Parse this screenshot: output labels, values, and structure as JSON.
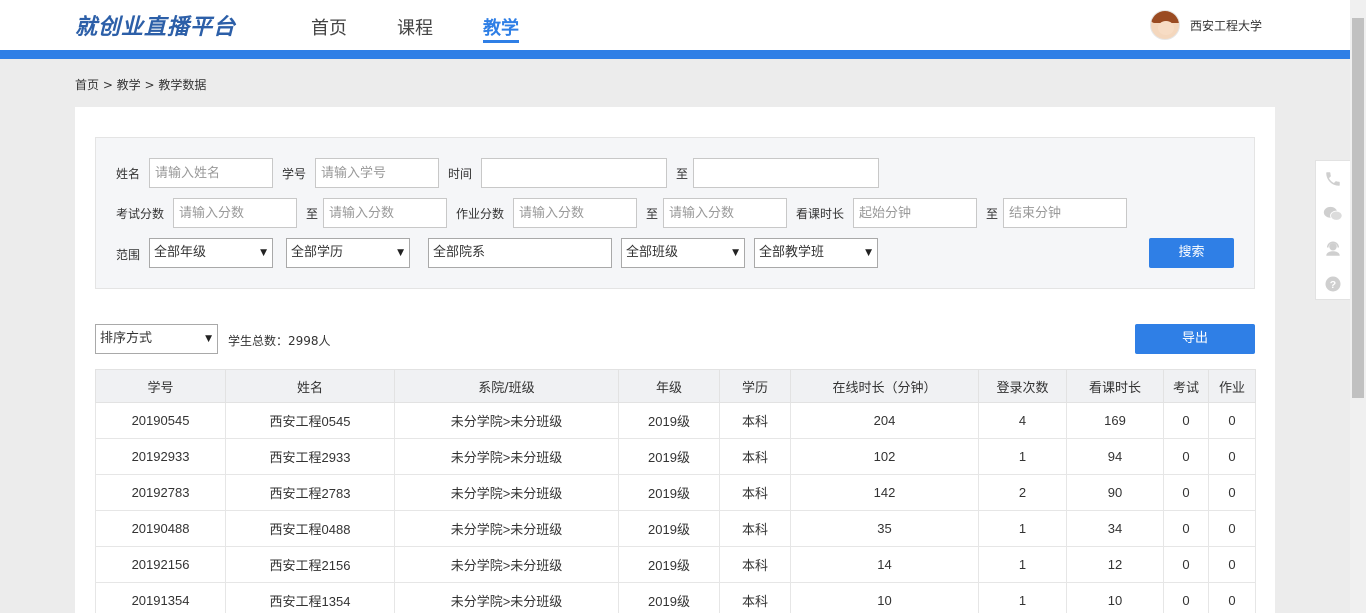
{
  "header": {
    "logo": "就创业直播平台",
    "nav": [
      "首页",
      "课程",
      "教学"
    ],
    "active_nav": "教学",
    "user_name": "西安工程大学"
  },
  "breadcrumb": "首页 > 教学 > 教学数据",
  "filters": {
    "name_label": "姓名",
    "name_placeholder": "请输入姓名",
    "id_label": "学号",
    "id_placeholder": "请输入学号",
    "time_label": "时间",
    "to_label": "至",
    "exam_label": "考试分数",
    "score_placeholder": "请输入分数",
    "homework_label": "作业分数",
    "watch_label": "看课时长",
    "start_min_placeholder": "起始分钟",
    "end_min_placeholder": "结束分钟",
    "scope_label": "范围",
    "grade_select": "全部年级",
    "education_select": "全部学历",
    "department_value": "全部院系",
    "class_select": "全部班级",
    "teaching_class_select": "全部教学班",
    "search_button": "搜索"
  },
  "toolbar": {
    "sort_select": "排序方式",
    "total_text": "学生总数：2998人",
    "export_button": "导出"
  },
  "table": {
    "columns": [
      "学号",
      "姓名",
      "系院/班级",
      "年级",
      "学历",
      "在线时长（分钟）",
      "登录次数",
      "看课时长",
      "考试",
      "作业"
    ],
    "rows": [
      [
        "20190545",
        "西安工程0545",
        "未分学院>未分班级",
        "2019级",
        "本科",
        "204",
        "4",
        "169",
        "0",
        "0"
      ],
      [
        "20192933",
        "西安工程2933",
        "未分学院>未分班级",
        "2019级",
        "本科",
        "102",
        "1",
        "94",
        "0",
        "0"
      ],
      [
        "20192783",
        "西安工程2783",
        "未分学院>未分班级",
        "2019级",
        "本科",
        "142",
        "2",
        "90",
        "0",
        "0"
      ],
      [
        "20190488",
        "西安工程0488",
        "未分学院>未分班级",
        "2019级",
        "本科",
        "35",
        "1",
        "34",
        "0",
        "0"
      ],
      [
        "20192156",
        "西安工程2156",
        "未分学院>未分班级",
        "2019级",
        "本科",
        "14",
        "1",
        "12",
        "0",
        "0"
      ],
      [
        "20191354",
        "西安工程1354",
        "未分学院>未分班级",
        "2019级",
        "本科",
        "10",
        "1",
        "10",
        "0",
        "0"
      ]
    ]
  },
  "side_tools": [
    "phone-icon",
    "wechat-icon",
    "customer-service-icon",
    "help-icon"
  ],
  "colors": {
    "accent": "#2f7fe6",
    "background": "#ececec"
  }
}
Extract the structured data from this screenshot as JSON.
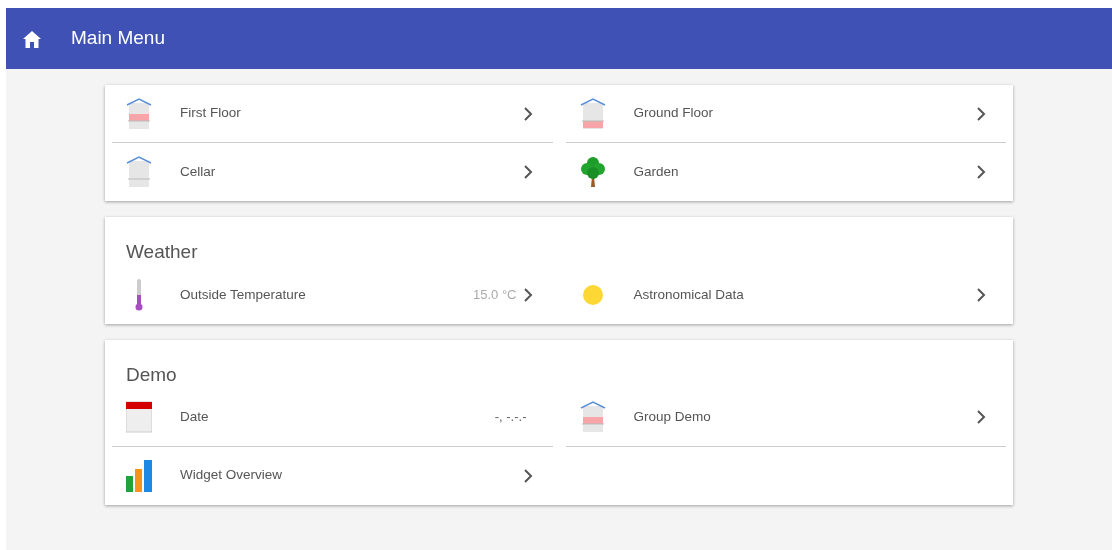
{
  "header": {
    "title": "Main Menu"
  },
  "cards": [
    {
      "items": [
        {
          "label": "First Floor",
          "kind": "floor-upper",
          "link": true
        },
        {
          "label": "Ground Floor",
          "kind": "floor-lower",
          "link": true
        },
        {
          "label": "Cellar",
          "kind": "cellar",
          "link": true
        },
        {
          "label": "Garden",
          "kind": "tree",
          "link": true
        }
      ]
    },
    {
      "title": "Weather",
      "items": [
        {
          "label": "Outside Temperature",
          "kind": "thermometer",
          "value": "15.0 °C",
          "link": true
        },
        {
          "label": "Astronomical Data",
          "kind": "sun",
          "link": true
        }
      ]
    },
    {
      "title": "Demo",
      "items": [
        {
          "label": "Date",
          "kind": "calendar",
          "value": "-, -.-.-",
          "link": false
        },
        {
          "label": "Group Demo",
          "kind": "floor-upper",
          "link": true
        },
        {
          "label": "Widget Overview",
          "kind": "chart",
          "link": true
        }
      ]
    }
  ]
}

- Instructions to follow
Scan the records for the string "screenshot". Copy each line in which it appears.

- Result for this exercise
Parse this screenshot: output labels, values, and structure as JSON.
Extract the structured data from this screenshot as JSON.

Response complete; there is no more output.